Duncan J. D. Smith: "Nur in Budapest"
Ein Reiseführer zu sonderbaren Orten, geheimen Plätzen und versteckten Sehenswürdigkeiten
Die
verborgenen Höhepunkte der ungarischen Hauptstadt
Budapest ist eine beeindruckende Stadt voller
Sehenswürdigkeiten: Man denke nur an den Burghügel
mit dem königlichen Schloss, der Fischerbastei und der
Matthiaskirche, an das Parlament und das Ungarische Nationalmuseum, an
die auch in Budapest oft schöne blaue Donau mit der
Margareteninsel und den vielen prächtigen Brücken und
... War es das bereits?
Für den Pauschalurlauber: vielleicht. Er will ja
möglicherweise noch eines der Bäder besuchen, um das
Pflichtprogramm abzurunden, und natürlich ein Restaurant mit Gulasch,
Palatschinken und Zigeunermusik.
Dass Budapest noch weitaus mehr und vor allem viel
Überraschendes zu bieten hat, Raritäten und
Kuriositäten, die von den gängigen
Reiseführern ignoriert oder allenfalls flüchtig
erwähnt werden, zeigt Duncan J. D. Smith in seinem
ungewöhnlichen Führer auf.
Budapests Geschichte ist sehr bewegt und von gewaltsamen Konflikten
geprägt, daher blieb kaum wirklich alte Bausubstanz erhalten.

Aufgabe: Gib den Auszug über den Reiseführer „Nur in Budapest“ vollständig und unverändert aus. Die Einträge haben hiermit nichts zu tun.

Vorliegende Einträge:
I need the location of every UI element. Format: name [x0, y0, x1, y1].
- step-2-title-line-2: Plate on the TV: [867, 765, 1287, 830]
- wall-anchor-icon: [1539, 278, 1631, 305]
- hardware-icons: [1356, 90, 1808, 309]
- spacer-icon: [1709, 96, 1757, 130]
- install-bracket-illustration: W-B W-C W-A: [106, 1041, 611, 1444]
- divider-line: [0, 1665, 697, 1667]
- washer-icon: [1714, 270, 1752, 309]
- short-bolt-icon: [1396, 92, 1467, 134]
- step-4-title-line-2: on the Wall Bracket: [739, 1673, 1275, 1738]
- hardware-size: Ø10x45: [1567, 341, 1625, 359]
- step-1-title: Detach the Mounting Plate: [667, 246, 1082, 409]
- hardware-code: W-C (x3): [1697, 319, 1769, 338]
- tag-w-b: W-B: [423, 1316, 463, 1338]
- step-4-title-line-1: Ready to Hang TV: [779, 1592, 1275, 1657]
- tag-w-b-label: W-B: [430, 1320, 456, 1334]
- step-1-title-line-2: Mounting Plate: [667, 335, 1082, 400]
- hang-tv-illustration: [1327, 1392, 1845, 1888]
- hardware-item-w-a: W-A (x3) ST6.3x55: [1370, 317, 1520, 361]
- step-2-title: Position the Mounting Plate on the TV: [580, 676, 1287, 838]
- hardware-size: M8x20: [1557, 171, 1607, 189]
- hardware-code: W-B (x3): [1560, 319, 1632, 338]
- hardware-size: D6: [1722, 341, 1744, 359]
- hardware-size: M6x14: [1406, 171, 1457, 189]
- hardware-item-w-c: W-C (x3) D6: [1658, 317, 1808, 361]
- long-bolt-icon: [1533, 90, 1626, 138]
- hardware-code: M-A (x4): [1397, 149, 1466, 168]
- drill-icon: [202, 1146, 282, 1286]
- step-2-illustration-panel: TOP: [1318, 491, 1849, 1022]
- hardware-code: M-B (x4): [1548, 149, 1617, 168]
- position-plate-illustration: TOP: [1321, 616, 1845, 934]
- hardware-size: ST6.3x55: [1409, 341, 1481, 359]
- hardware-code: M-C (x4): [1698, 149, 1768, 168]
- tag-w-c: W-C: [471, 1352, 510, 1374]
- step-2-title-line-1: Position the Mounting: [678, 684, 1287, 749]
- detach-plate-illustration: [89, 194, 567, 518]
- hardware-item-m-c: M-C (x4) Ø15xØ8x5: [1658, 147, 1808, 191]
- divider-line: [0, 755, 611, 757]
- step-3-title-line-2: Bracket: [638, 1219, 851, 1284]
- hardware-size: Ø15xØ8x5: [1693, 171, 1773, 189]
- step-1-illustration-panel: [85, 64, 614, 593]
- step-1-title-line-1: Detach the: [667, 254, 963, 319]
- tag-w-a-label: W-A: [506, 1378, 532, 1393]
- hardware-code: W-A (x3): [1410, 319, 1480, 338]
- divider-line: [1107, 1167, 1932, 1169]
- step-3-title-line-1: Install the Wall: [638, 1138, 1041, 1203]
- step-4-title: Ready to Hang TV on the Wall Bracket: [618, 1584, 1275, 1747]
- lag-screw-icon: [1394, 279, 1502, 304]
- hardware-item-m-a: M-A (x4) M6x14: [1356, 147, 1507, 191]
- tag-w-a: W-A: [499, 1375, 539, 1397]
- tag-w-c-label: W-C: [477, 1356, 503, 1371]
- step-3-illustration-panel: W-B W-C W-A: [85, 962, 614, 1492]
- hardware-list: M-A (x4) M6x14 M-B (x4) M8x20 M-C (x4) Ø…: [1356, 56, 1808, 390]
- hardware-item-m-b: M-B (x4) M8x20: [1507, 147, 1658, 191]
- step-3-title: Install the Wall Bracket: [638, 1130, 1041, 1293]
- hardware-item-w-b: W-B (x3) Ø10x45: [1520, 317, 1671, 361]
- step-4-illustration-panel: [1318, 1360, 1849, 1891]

Antwort:
Duncan J. D. Smith: "Nur in Budapest"
Ein Reiseführer zu sonderbaren Orten, geheimen Plätzen und versteckten Sehenswürdigkeiten
Die
verborgenen Höhepunkte der ungarischen Hauptstadt
Budapest ist eine beeindruckende Stadt voller
Sehenswürdigkeiten: Man denke nur an den Burghügel
mit dem königlichen Schloss, der Fischerbastei und der
Matthiaskirche, an das Parlament und das Ungarische Nationalmuseum, an
die auch in Budapest oft schöne blaue Donau mit der
Margareteninsel und den vielen prächtigen Brücken und
... War es das bereits?
Für den Pauschalurlauber: vielleicht. Er will ja
möglicherweise noch eines der Bäder besuchen, um das
Pflichtprogramm abzurunden, und natürlich ein Restaurant mit Gulasch,
Palatschinken und Zigeunermusik.
Dass Budapest noch weitaus mehr und vor allem viel
Überraschendes zu bieten hat, Raritäten und
Kuriositäten, die von den gängigen
Reiseführern ignoriert oder allenfalls flüchtig
erwähnt werden, zeigt Duncan J. D. Smith in seinem
ungewöhnlichen Führer auf.
Budapests Geschichte ist sehr bewegt und von gewaltsamen Konflikten
geprägt, daher blieb kaum wirklich alte Bausubstanz erhalten.